** Begin DATA TO PROCESS **
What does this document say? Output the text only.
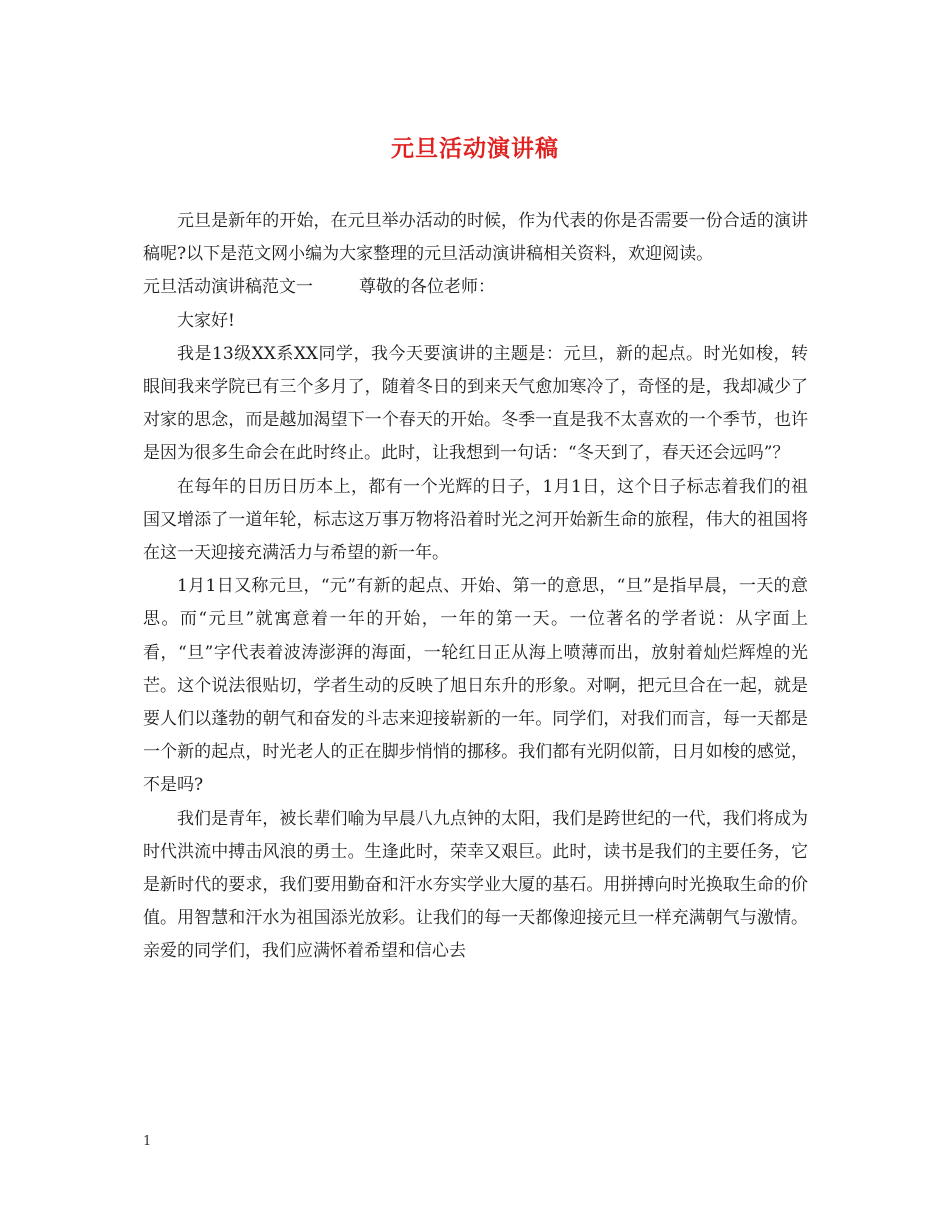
元旦活动演讲稿

元旦是新年的开始，在元旦举办活动的时候，作为代表的你是否需要一份合适的演讲稿呢?以下是范文网小编为大家整理的元旦活动演讲稿相关资料，欢迎阅读。

元旦活动演讲稿范文一	尊敬的各位老师：

大家好!

我是13级XX系XX同学，我今天要演讲的主题是：元旦，新的起点。时光如梭，转眼间我来学院已有三个多月了，随着冬日的到来天气愈加寒冷了，奇怪的是，我却减少了对家的思念，而是越加渴望下一个春天的开始。冬季一直是我不太喜欢的一个季节，也许是因为很多生命会在此时终止。此时，让我想到一句话：“冬天到了，春天还会远吗”？

在每年的日历日历本上，都有一个光辉的日子，1月1日，这个日子标志着我们的祖国又增添了一道年轮，标志这万事万物将沿着时光之河开始新生命的旅程，伟大的祖国将在这一天迎接充满活力与希望的新一年。

1月1日又称元旦，“元”有新的起点、开始、第一的意思，“旦”是指早晨，一天的意思。而“元旦”就寓意着一年的开始，一年的第一天。一位著名的学者说：从字面上看，“旦”字代表着波涛澎湃的海面，一轮红日正从海上喷薄而出，放射着灿烂辉煌的光芒。这个说法很贴切，学者生动的反映了旭日东升的形象。对啊，把元旦合在一起，就是要人们以蓬勃的朝气和奋发的斗志来迎接崭新的一年。同学们，对我们而言，每一天都是一个新的起点，时光老人的正在脚步悄悄的挪移。我们都有光阴似箭，日月如梭的感觉，不是吗?

我们是青年，被长辈们喻为早晨八九点钟的太阳，我们是跨世纪的一代，我们将成为时代洪流中搏击风浪的勇士。生逢此时，荣幸又艰巨。此时，读书是我们的主要任务，它是新时代的要求，我们要用勤奋和汗水夯实学业大厦的基石。用拼搏向时光换取生命的价值。用智慧和汗水为祖国添光放彩。让我们的每一天都像迎接元旦一样充满朝气与激情。亲爱的同学们，我们应满怀着希望和信心去

1
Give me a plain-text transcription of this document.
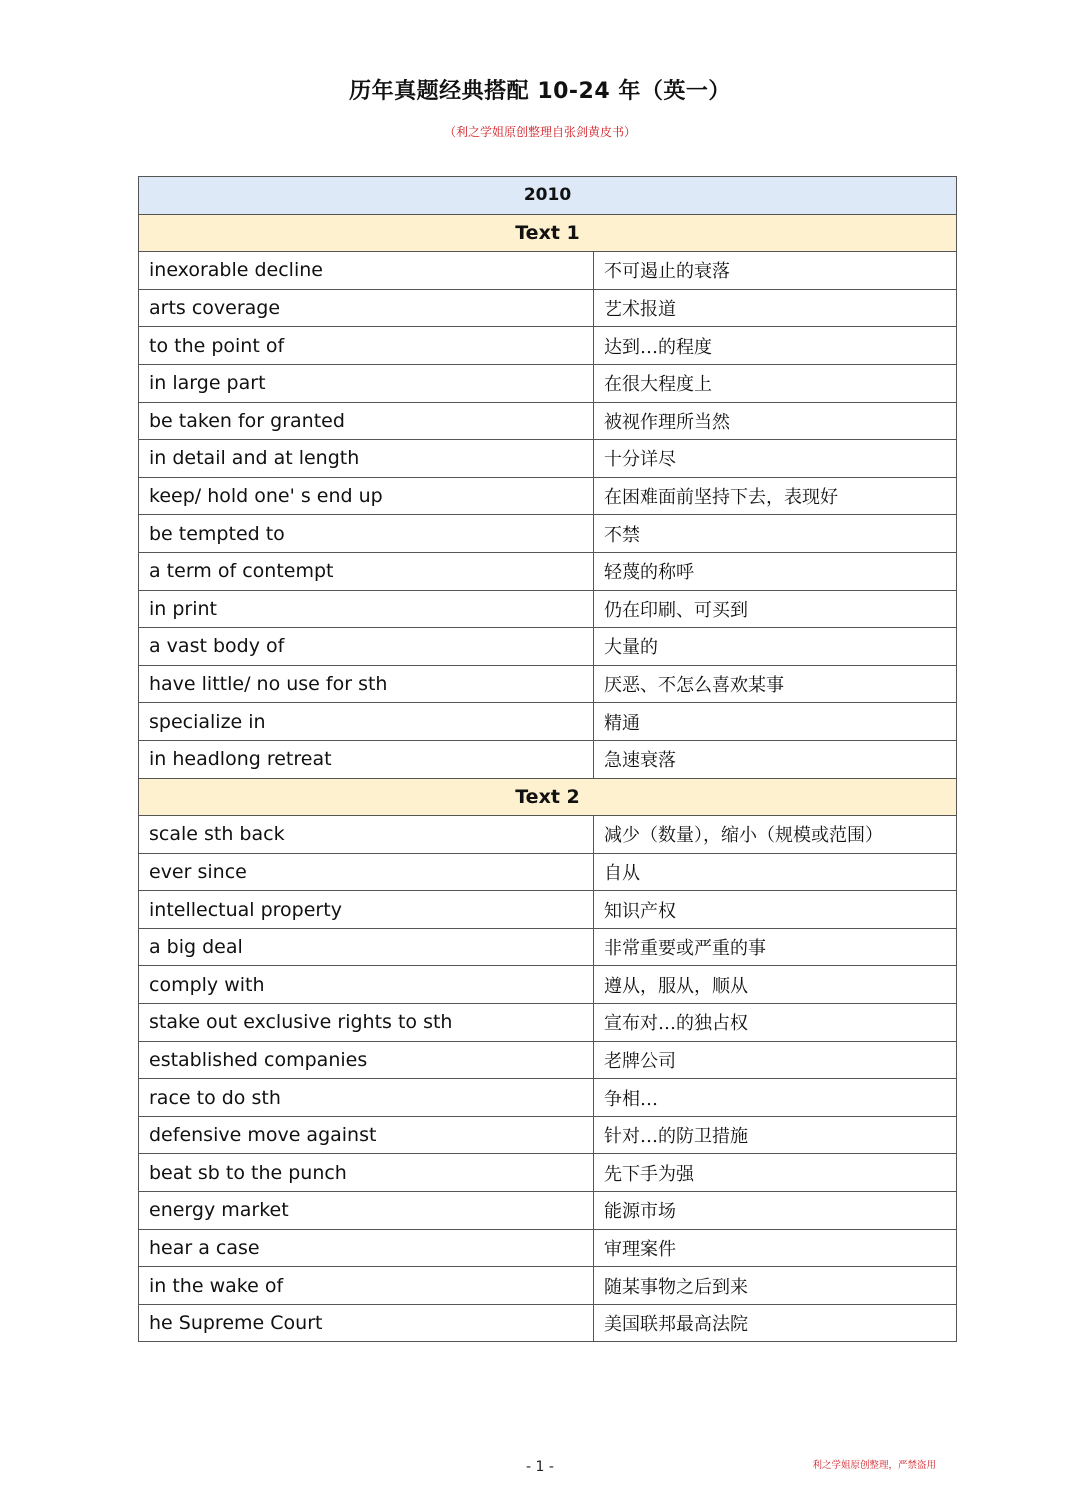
历年真题经典搭配 10-24 年（英一）
（利之学姐原创整理自张剑黄皮书）
2010	
Text 1	
inexorable decline	不可遏止的衰落
arts coverage	艺术报道
to the point of	达到…的程度
in large part	在很大程度上
be taken for granted	被视作理所当然
in detail and at length	十分详尽
keep/ hold one' s end up	在困难面前坚持下去，表现好
be tempted to	不禁
a term of contempt	轻蔑的称呼
in print	仍在印刷、可买到
a vast body of	大量的
have little/ no use for sth	厌恶、不怎么喜欢某事
specialize in	精通
in headlong retreat	急速衰落
Text 2	
scale sth back	减少（数量），缩小（规模或范围）
ever since	自从
intellectual property	知识产权
a big deal	非常重要或严重的事
comply with	遵从，服从，顺从
stake out exclusive rights to sth	宣布对…的独占权
established companies	老牌公司
race to do sth	争相…
defensive move against	针对…的防卫措施
beat sb to the punch	先下手为强
energy market	能源市场
hear a case	审理案件
in the wake of	随某事物之后到来
he Supreme Court	美国联邦最高法院
- 1 -	利之学姐原创整理，严禁盗用
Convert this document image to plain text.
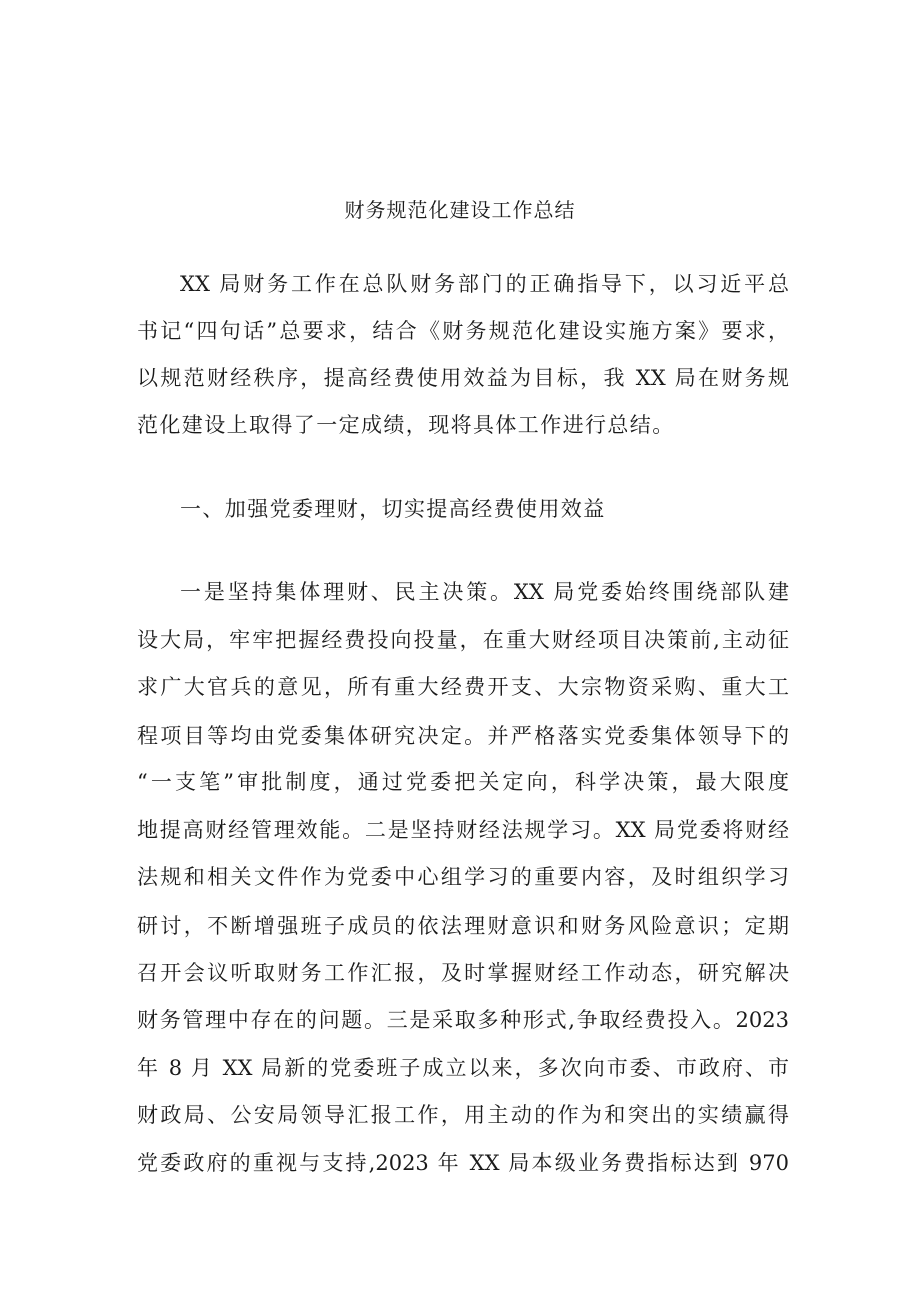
财务规范化建设工作总结
XX 局财务工作在总队财务部门的正确指导下，以习近平总
书记“四句话”总要求，结合《财务规范化建设实施方案》要求，
以规范财经秩序，提高经费使用效益为目标，我 XX 局在财务规
范化建设上取得了一定成绩，现将具体工作进行总结。
一、加强党委理财，切实提高经费使用效益
一是坚持集体理财、民主决策。XX 局党委始终围绕部队建
设大局，牢牢把握经费投向投量，在重大财经项目决策前,主动征
求广大官兵的意见，所有重大经费开支、大宗物资采购、重大工
程项目等均由党委集体研究决定。并严格落实党委集体领导下的
“一支笔”审批制度，通过党委把关定向，科学决策，最大限度
地提高财经管理效能。二是坚持财经法规学习。XX 局党委将财经
法规和相关文件作为党委中心组学习的重要内容，及时组织学习
研讨，不断增强班子成员的依法理财意识和财务风险意识；定期
召开会议听取财务工作汇报，及时掌握财经工作动态，研究解决
财务管理中存在的问题。三是采取多种形式,争取经费投入。2023
年 8 月 XX 局新的党委班子成立以来，多次向市委、市政府、市
财政局、公安局领导汇报工作，用主动的作为和突出的实绩赢得
党委政府的重视与支持,2023 年 XX 局本级业务费指标达到 970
** End DATA TO PROCESS **
- _TASK REQUIREMENTS_: Copy every record above exactly, leaving out any pictures.

- _THE RESULT_:
What does this document say? Output the text only.
元旦活动演讲稿

元旦是新年的开始，在元旦举办活动的时候，作为代表的你是否需要一份合适的演讲稿呢?以下是范文网小编为大家整理的元旦活动演讲稿相关资料，欢迎阅读。

元旦活动演讲稿范文一	尊敬的各位老师：

大家好!

我是13级XX系XX同学，我今天要演讲的主题是：元旦，新的起点。时光如梭，转眼间我来学院已有三个多月了，随着冬日的到来天气愈加寒冷了，奇怪的是，我却减少了对家的思念，而是越加渴望下一个春天的开始。冬季一直是我不太喜欢的一个季节，也许是因为很多生命会在此时终止。此时，让我想到一句话：“冬天到了，春天还会远吗”？

在每年的日历日历本上，都有一个光辉的日子，1月1日，这个日子标志着我们的祖国又增添了一道年轮，标志这万事万物将沿着时光之河开始新生命的旅程，伟大的祖国将在这一天迎接充满活力与希望的新一年。

1月1日又称元旦，“元”有新的起点、开始、第一的意思，“旦”是指早晨，一天的意思。而“元旦”就寓意着一年的开始，一年的第一天。一位著名的学者说：从字面上看，“旦”字代表着波涛澎湃的海面，一轮红日正从海上喷薄而出，放射着灿烂辉煌的光芒。这个说法很贴切，学者生动的反映了旭日东升的形象。对啊，把元旦合在一起，就是要人们以蓬勃的朝气和奋发的斗志来迎接崭新的一年。同学们，对我们而言，每一天都是一个新的起点，时光老人的正在脚步悄悄的挪移。我们都有光阴似箭，日月如梭的感觉，不是吗?

我们是青年，被长辈们喻为早晨八九点钟的太阳，我们是跨世纪的一代，我们将成为时代洪流中搏击风浪的勇士。生逢此时，荣幸又艰巨。此时，读书是我们的主要任务，它是新时代的要求，我们要用勤奋和汗水夯实学业大厦的基石。用拼搏向时光换取生命的价值。用智慧和汗水为祖国添光放彩。让我们的每一天都像迎接元旦一样充满朝气与激情。亲爱的同学们，我们应满怀着希望和信心去

1
Give me a plain-text transcription of this document.
历年真题经典搭配 10-24 年（英一）
（利之学姐原创整理自张剑黄皮书）
2010	
Text 1	
inexorable decline	不可遏止的衰落
arts coverage	艺术报道
to the point of	达到…的程度
in large part	在很大程度上
be taken for granted	被视作理所当然
in detail and at length	十分详尽
keep/ hold one' s end up	在困难面前坚持下去，表现好
be tempted to	不禁
a term of contempt	轻蔑的称呼
in print	仍在印刷、可买到
a vast body of	大量的
have little/ no use for sth	厌恶、不怎么喜欢某事
specialize in	精通
in headlong retreat	急速衰落
Text 2	
scale sth back	减少（数量），缩小（规模或范围）
ever since	自从
intellectual property	知识产权
a big deal	非常重要或严重的事
comply with	遵从，服从，顺从
stake out exclusive rights to sth	宣布对…的独占权
established companies	老牌公司
race to do sth	争相…
defensive move against	针对…的防卫措施
beat sb to the punch	先下手为强
energy market	能源市场
hear a case	审理案件
in the wake of	随某事物之后到来
he Supreme Court	美国联邦最高法院
- 1 -	利之学姐原创整理，严禁盗用
Convert this document image to plain text.
财务规范化建设工作总结
XX 局财务工作在总队财务部门的正确指导下，以习近平总
书记“四句话”总要求，结合《财务规范化建设实施方案》要求，
以规范财经秩序，提高经费使用效益为目标，我 XX 局在财务规
范化建设上取得了一定成绩，现将具体工作进行总结。
一、加强党委理财，切实提高经费使用效益
一是坚持集体理财、民主决策。XX 局党委始终围绕部队建
设大局，牢牢把握经费投向投量，在重大财经项目决策前,主动征
求广大官兵的意见，所有重大经费开支、大宗物资采购、重大工
程项目等均由党委集体研究决定。并严格落实党委集体领导下的
“一支笔”审批制度，通过党委把关定向，科学决策，最大限度
地提高财经管理效能。二是坚持财经法规学习。XX 局党委将财经
法规和相关文件作为党委中心组学习的重要内容，及时组织学习
研讨，不断增强班子成员的依法理财意识和财务风险意识；定期
召开会议听取财务工作汇报，及时掌握财经工作动态，研究解决
财务管理中存在的问题。三是采取多种形式,争取经费投入。2023
年 8 月 XX 局新的党委班子成立以来，多次向市委、市政府、市
财政局、公安局领导汇报工作，用主动的作为和突出的实绩赢得
党委政府的重视与支持,2023 年 XX 局本级业务费指标达到 970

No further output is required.